**Stored items**
======

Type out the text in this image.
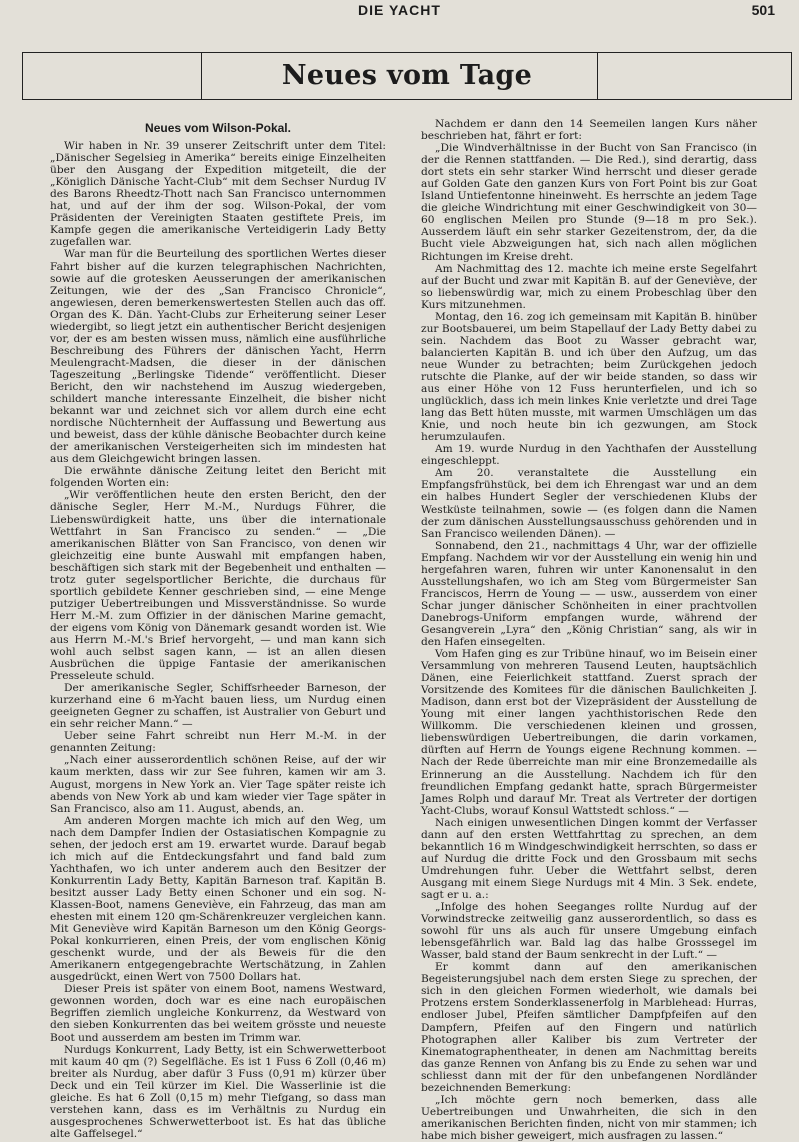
DIE YACHT	501
Neues vom Tage
Neues vom Wilson-Pokal.

Wir haben in Nr. 39 unserer Zeitschrift unter dem Titel: „Dänischer Segelsieg in Amerika“ bereits einige Einzelheiten über den Ausgang der Expedition mitgeteilt, die der „Königlich Dänische Yacht-Club“ mit dem Sechser Nurdug IV des Barons Rheedtz-Thott nach San Francisco unternommen hat, und auf der ihm der sog. Wilson-Pokal, der vom Präsidenten der Vereinigten Staaten gestiftete Preis, im Kampfe gegen die amerikanische Verteidigerin Lady Betty zugefallen war.

War man für die Beurteilung des sportlichen Wertes dieser Fahrt bisher auf die kurzen telegraphischen Nachrichten, sowie auf die grotesken Aeusserungen der amerikanischen Zeitungen, wie der des „San Francisco Chronicle“, angewiesen, deren bemerkenswertesten Stellen auch das off. Organ des K. Dän. Yacht-Clubs zur Erheiterung seiner Leser wiedergibt, so liegt jetzt ein authentischer Bericht desjenigen vor, der es am besten wissen muss, nämlich eine ausführliche Beschreibung des Führers der dänischen Yacht, Herrn Meulengracht-Madsen, die dieser in der dänischen Tageszeitung „Berlingske Tidende“ veröffentlicht. Dieser Bericht, den wir nachstehend im Auszug wiedergeben, schildert manche interessante Einzelheit, die bisher nicht bekannt war und zeichnet sich vor allem durch eine echt nordische Nüchternheit der Auffassung und Bewertung aus und beweist, dass der kühle dänische Beobachter durch keine der amerikanischen Versteigerheiten sich im mindesten hat aus dem Gleichgewicht bringen lassen.

Die erwähnte dänische Zeitung leitet den Bericht mit folgenden Worten ein:

„Wir veröffentlichen heute den ersten Bericht, den der dänische Segler, Herr M.-M., Nurdugs Führer, die Liebenswürdigkeit hatte, uns über die internationale Wettfahrt in San Francisco zu senden.“ — „Die amerikanischen Blätter von San Francisco, von denen wir gleichzeitig eine bunte Auswahl mit empfangen haben, beschäftigen sich stark mit der Begebenheit und enthalten — trotz guter segelsportlicher Berichte, die durchaus für sportlich gebildete Kenner geschrieben sind, — eine Menge putziger Uebertreibungen und Missverständnisse. So wurde Herr M.-M. zum Offizier in der dänischen Marine gemacht, der eigens vom König von Dänemark gesandt worden ist. Wie aus Herrn M.-M.'s Brief hervorgeht, — und man kann sich wohl auch selbst sagen kann, — ist an allen diesen Ausbrüchen die üppige Fantasie der amerikanischen Presseleute schuld.

Der amerikanische Segler, Schiffsrheeder Barneson, der kurzerhand eine 6 m-Yacht bauen liess, um Nurdug einen geeigneten Gegner zu schaffen, ist Australier von Geburt und ein sehr reicher Mann.“ —

Ueber seine Fahrt schreibt nun Herr M.-M. in der genannten Zeitung:

„Nach einer ausserordentlich schönen Reise, auf der wir kaum merkten, dass wir zur See fuhren, kamen wir am 3. August, morgens in New York an. Vier Tage später reiste ich abends von New York ab und kam wieder vier Tage später in San Francisco, also am 11. August, abends, an.

Am anderen Morgen machte ich mich auf den Weg, um nach dem Dampfer Indien der Ostasiatischen Kompagnie zu sehen, der jedoch erst am 19. erwartet wurde. Darauf begab ich mich auf die Entdeckungsfahrt und fand bald zum Yachthafen, wo ich unter anderem auch den Besitzer der Konkurrentin Lady Betty, Kapitän Barneson traf. Kapitän B. besitzt ausser Lady Betty einen Schoner und ein sog. N-Klassen-Boot, namens Geneviève, ein Fahrzeug, das man am ehesten mit einem 120 qm-Schärenkreuzer vergleichen kann. Mit Geneviève wird Kapitän Barneson um den König Georgs-Pokal konkurrieren, einen Preis, der vom englischen König geschenkt wurde, und der als Beweis für die den Amerikanern entgegengebrachte Wertschätzung, in Zahlen ausgedrückt, einen Wert von 7500 Dollars hat.

Dieser Preis ist später von einem Boot, namens Westward, gewonnen worden, doch war es eine nach europäischen Begriffen ziemlich ungleiche Konkurrenz, da Westward von den sieben Konkurrenten das bei weitem grösste und neueste Boot und ausserdem am besten im Trimm war.

Nurdugs Konkurrent, Lady Betty, ist ein Schwerwetterboot mit kaum 40 qm (?) Segelfläche. Es ist 1 Fuss 6 Zoll (0,46 m) breiter als Nurdug, aber dafür 3 Fuss (0,91 m) kürzer über Deck und ein Teil kürzer im Kiel. Die Wasserlinie ist die gleiche. Es hat 6 Zoll (0,15 m) mehr Tiefgang, so dass man verstehen kann, dass es im Verhältnis zu Nurdug ein ausgesprochenes Schwerwetterboot ist. Es hat das übliche alte Gaffelsegel.“

Nachdem er dann den 14 Seemeilen langen Kurs näher beschrieben hat, fährt er fort:

„Die Windverhältnisse in der Bucht von San Francisco (in der die Rennen stattfanden. — Die Red.), sind derartig, dass dort stets ein sehr starker Wind herrscht und dieser gerade auf Golden Gate den ganzen Kurs von Fort Point bis zur Goat Island Untiefentonne hineinweht. Es herrschte an jedem Tage die gleiche Windrichtung mit einer Geschwindigkeit von 30—60 englischen Meilen pro Stunde (9—18 m pro Sek.). Ausserdem läuft ein sehr starker Gezeitenstrom, der, da die Bucht viele Abzweigungen hat, sich nach allen möglichen Richtungen im Kreise dreht.

Am Nachmittag des 12. machte ich meine erste Segelfahrt auf der Bucht und zwar mit Kapitän B. auf der Geneviève, der so liebenswürdig war, mich zu einem Probeschlag über den Kurs mitzunehmen.

Montag, den 16. zog ich gemeinsam mit Kapitän B. hinüber zur Bootsbauerei, um beim Stapellauf der Lady Betty dabei zu sein. Nachdem das Boot zu Wasser gebracht war, balancierten Kapitän B. und ich über den Aufzug, um das neue Wunder zu betrachten; beim Zurückgehen jedoch rutschte die Planke, auf der wir beide standen, so dass wir aus einer Höhe von 12 Fuss herunterfielen, und ich so unglücklich, dass ich mein linkes Knie verletzte und drei Tage lang das Bett hüten musste, mit warmen Umschlägen um das Knie, und noch heute bin ich gezwungen, am Stock herumzulaufen.

Am 19. wurde Nurdug in den Yachthafen der Ausstellung eingeschleppt.

Am 20. veranstaltete die Ausstellung ein Empfangsfrühstück, bei dem ich Ehrengast war und an dem ein halbes Hundert Segler der verschiedenen Klubs der Westküste teilnahmen, sowie — (es folgen dann die Namen der zum dänischen Ausstellungsausschuss gehörenden und in San Francisco weilenden Dänen). —

Sonnabend, den 21., nachmittags 4 Uhr, war der offizielle Empfang. Nachdem wir vor der Ausstellung ein wenig hin und hergefahren waren, fuhren wir unter Kanonensalut in den Ausstellungshafen, wo ich am Steg vom Bürgermeister San Franciscos, Herrn de Young — — usw., ausserdem von einer Schar junger dänischer Schönheiten in einer prachtvollen Danebrogs-Uniform empfangen wurde, während der Gesangverein „Lyra“ den „König Christian“ sang, als wir in den Hafen einsegelten.

Vom Hafen ging es zur Tribüne hinauf, wo im Beisein einer Versammlung von mehreren Tausend Leuten, hauptsächlich Dänen, eine Feierlichkeit stattfand. Zuerst sprach der Vorsitzende des Komitees für die dänischen Baulichkeiten J. Madison, dann erst bot der Vizepräsident der Ausstellung de Young mit einer langen yachthistorischen Rede den Willkomm. Die verschiedenen kleinen und grossen, liebenswürdigen Uebertreibungen, die darin vorkamen, dürften auf Herrn de Youngs eigene Rechnung kommen. — Nach der Rede überreichte man mir eine Bronzemedaille als Erinnerung an die Ausstellung. Nachdem ich für den freundlichen Empfang gedankt hatte, sprach Bürgermeister James Rolph und darauf Mr. Treat als Vertreter der dortigen Yacht-Clubs, worauf Konsul Wattstedt schloss.“ —

Nach einigen unwesentlichen Dingen kommt der Verfasser dann auf den ersten Wettfahrttag zu sprechen, an dem bekanntlich 16 m Windgeschwindigkeit herrschten, so dass er auf Nurdug die dritte Fock und den Grossbaum mit sechs Umdrehungen fuhr. Ueber die Wettfahrt selbst, deren Ausgang mit einem Siege Nurdugs mit 4 Min. 3 Sek. endete, sagt er u. a.:

„Infolge des hohen Seeganges rollte Nurdug auf der Vorwindstrecke zeitweilig ganz ausserordentlich, so dass es sowohl für uns als auch für unsere Umgebung einfach lebensgefährlich war. Bald lag das halbe Grosssegel im Wasser, bald stand der Baum senkrecht in der Luft.“ —

Er kommt dann auf den amerikanischen Begeisterungsjubel nach dem ersten Siege zu sprechen, der sich in den gleichen Formen wiederholt, wie damals bei Protzens erstem Sonderklassenerfolg in Marblehead: Hurras, endloser Jubel, Pfeifen sämtlicher Dampfpfeifen auf den Dampfern, Pfeifen auf den Fingern und natürlich Photographen aller Kaliber bis zum Vertreter der Kinematographentheater, in denen am Nachmittag bereits das ganze Rennen von Anfang bis zu Ende zu sehen war und schliesst dann mit der für den unbefangenen Nordländer bezeichnenden Bemerkung:

„Ich möchte gern noch bemerken, dass alle Uebertreibungen und Unwahrheiten, die sich in den amerikanischen Berichten finden, nicht von mir stammen; ich habe mich bisher geweigert, mich ausfragen zu lassen.“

======

Go through the material and select each line with the string "ausserordentlich" in it.

**Written response**
„Nach einer ausserordentlich schönen Reise, auf der wir kaum merkten, dass wir zur See fuhren, kamen wir am 3. August, morgens in New York an. Vier Tage später reiste ich abends von New York ab und kam wieder vier Tage später in San Francisco, also am 11. August, abends, an.
„Infolge des hohen Seeganges rollte Nurdug auf der Vorwindstrecke zeitweilig ganz ausserordentlich, so dass es sowohl für uns als auch für unsere Umgebung einfach lebensgefährlich war. Bald lag das halbe Grosssegel im Wasser, bald stand der Baum senkrecht in der Luft.“ —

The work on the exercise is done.